[begin Entries]
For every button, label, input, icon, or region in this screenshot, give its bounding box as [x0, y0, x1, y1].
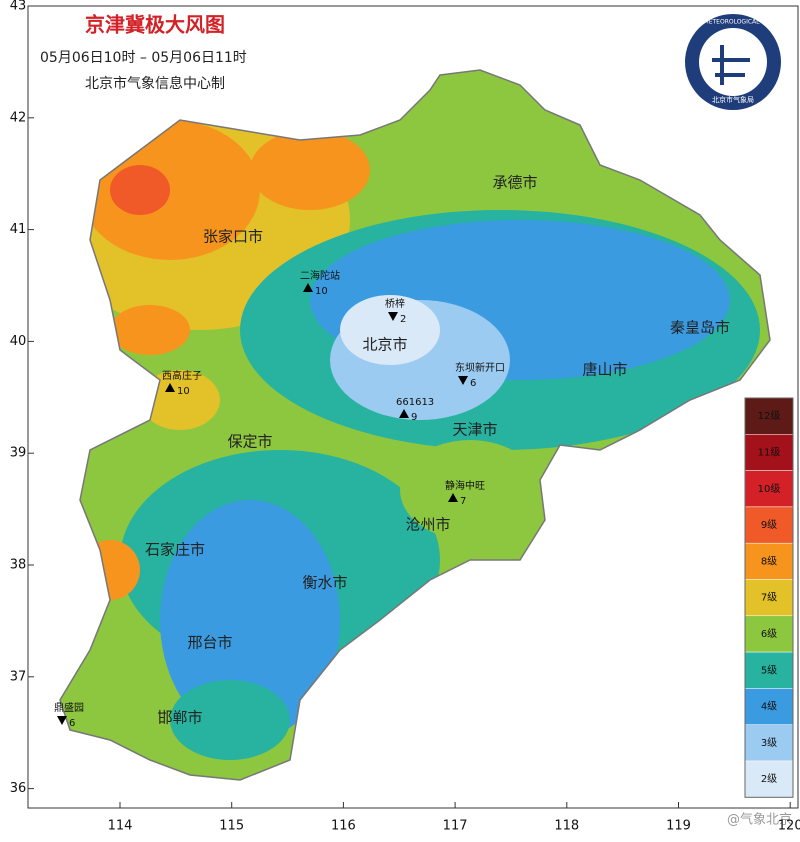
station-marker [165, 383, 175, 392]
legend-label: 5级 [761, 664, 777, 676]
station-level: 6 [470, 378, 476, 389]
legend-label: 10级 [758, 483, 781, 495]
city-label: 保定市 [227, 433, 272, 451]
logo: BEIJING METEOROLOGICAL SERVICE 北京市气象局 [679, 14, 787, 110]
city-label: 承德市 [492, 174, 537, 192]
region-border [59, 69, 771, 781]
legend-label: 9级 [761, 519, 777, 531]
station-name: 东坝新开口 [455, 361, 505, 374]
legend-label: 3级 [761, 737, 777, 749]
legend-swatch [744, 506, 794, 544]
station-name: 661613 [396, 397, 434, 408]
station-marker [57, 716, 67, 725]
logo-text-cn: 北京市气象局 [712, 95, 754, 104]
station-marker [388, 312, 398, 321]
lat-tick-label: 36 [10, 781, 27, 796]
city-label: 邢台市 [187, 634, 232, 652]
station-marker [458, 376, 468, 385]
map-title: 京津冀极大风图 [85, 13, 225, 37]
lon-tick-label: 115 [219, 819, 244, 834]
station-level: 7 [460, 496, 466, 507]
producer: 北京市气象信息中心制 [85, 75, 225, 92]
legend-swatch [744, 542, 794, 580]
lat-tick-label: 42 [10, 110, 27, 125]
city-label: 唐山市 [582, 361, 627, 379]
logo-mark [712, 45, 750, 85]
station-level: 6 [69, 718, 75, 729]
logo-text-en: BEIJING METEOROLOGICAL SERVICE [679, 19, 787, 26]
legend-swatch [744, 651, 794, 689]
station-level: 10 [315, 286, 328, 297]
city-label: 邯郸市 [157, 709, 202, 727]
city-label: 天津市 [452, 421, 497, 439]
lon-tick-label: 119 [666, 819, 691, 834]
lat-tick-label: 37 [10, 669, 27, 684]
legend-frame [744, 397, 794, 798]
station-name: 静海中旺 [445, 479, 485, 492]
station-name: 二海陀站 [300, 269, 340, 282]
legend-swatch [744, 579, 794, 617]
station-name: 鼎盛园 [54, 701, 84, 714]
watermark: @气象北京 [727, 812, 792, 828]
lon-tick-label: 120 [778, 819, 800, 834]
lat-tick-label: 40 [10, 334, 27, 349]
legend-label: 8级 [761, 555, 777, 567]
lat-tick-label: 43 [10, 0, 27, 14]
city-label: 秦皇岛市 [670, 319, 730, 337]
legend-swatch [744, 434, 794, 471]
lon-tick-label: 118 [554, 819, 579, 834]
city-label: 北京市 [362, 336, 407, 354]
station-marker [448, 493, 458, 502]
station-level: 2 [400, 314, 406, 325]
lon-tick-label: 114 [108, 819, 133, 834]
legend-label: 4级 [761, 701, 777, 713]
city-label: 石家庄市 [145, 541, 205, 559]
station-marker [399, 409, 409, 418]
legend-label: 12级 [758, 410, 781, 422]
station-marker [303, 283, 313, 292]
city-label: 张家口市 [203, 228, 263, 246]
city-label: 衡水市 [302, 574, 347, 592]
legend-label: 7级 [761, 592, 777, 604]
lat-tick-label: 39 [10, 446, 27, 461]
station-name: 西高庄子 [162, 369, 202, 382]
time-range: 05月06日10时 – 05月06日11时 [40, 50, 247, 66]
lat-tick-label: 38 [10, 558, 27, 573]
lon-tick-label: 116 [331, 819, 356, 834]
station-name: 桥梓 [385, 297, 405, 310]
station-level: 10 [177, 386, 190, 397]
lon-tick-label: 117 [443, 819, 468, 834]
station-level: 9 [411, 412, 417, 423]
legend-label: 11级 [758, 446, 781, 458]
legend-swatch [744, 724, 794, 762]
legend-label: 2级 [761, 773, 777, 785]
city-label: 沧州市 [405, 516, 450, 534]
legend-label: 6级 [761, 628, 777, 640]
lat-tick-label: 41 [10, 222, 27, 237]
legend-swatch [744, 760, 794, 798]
[end Entries]
Description of the task = Return every line of the records above verbatim and in the same order, omitting the pictures.

Complete response =
For every button, label, input, icon, or region in this screenshot, give its bounding box as [x0, y0, x1, y1].
station-marker [165, 383, 175, 392]
legend-label: 5级 [761, 664, 777, 676]
station-level: 6 [470, 378, 476, 389]
legend-label: 10级 [758, 483, 781, 495]
city-label: 保定市 [227, 433, 272, 451]
logo: BEIJING METEOROLOGICAL SERVICE 北京市气象局 [679, 14, 787, 110]
city-label: 承德市 [492, 174, 537, 192]
region-border [59, 69, 771, 781]
legend-label: 9级 [761, 519, 777, 531]
station-name: 东坝新开口 [455, 361, 505, 374]
legend-label: 3级 [761, 737, 777, 749]
legend-swatch [744, 506, 794, 544]
station-name: 661613 [396, 397, 434, 408]
station-marker [57, 716, 67, 725]
logo-text-cn: 北京市气象局 [712, 95, 754, 104]
station-marker [388, 312, 398, 321]
lat-tick-label: 36 [10, 781, 27, 796]
city-label: 邢台市 [187, 634, 232, 652]
station-marker [458, 376, 468, 385]
map-title: 京津冀极大风图 [85, 13, 225, 37]
lon-tick-label: 115 [219, 819, 244, 834]
station-level: 7 [460, 496, 466, 507]
producer: 北京市气象信息中心制 [85, 75, 225, 92]
legend-swatch [744, 542, 794, 580]
lat-tick-label: 42 [10, 110, 27, 125]
city-label: 唐山市 [582, 361, 627, 379]
logo-mark [712, 45, 750, 85]
station-level: 6 [69, 718, 75, 729]
logo-text-en: BEIJING METEOROLOGICAL SERVICE [679, 19, 787, 26]
legend-swatch [744, 651, 794, 689]
station-level: 10 [315, 286, 328, 297]
city-label: 邯郸市 [157, 709, 202, 727]
city-label: 天津市 [452, 421, 497, 439]
lon-tick-label: 119 [666, 819, 691, 834]
lat-tick-label: 37 [10, 669, 27, 684]
legend-frame [744, 397, 794, 798]
station-name: 静海中旺 [445, 479, 485, 492]
station-name: 二海陀站 [300, 269, 340, 282]
legend-swatch [744, 579, 794, 617]
station-name: 鼎盛园 [54, 701, 84, 714]
watermark: @气象北京 [727, 812, 792, 828]
lon-tick-label: 120 [778, 819, 800, 834]
lat-tick-label: 40 [10, 334, 27, 349]
legend-label: 8级 [761, 555, 777, 567]
lat-tick-label: 43 [10, 0, 27, 14]
city-label: 秦皇岛市 [670, 319, 730, 337]
legend-swatch [744, 434, 794, 471]
lon-tick-label: 118 [554, 819, 579, 834]
city-label: 北京市 [362, 336, 407, 354]
station-marker [448, 493, 458, 502]
station-level: 2 [400, 314, 406, 325]
lon-tick-label: 114 [108, 819, 133, 834]
legend-label: 4级 [761, 701, 777, 713]
city-label: 石家庄市 [145, 541, 205, 559]
station-marker [399, 409, 409, 418]
legend-label: 12级 [758, 410, 781, 422]
station-marker [303, 283, 313, 292]
city-label: 张家口市 [203, 228, 263, 246]
city-label: 衡水市 [302, 574, 347, 592]
legend-label: 7级 [761, 592, 777, 604]
lat-tick-label: 39 [10, 446, 27, 461]
station-name: 西高庄子 [162, 369, 202, 382]
time-range: 05月06日10时 – 05月06日11时 [40, 50, 247, 66]
lat-tick-label: 38 [10, 558, 27, 573]
lon-tick-label: 116 [331, 819, 356, 834]
station-name: 桥梓 [385, 297, 405, 310]
station-level: 10 [177, 386, 190, 397]
lon-tick-label: 117 [443, 819, 468, 834]
station-level: 9 [411, 412, 417, 423]
legend-label: 11级 [758, 446, 781, 458]
legend-swatch [744, 724, 794, 762]
legend-label: 2级 [761, 773, 777, 785]
city-label: 沧州市 [405, 516, 450, 534]
legend-label: 6级 [761, 628, 777, 640]
lat-tick-label: 41 [10, 222, 27, 237]
legend-swatch [744, 760, 794, 798]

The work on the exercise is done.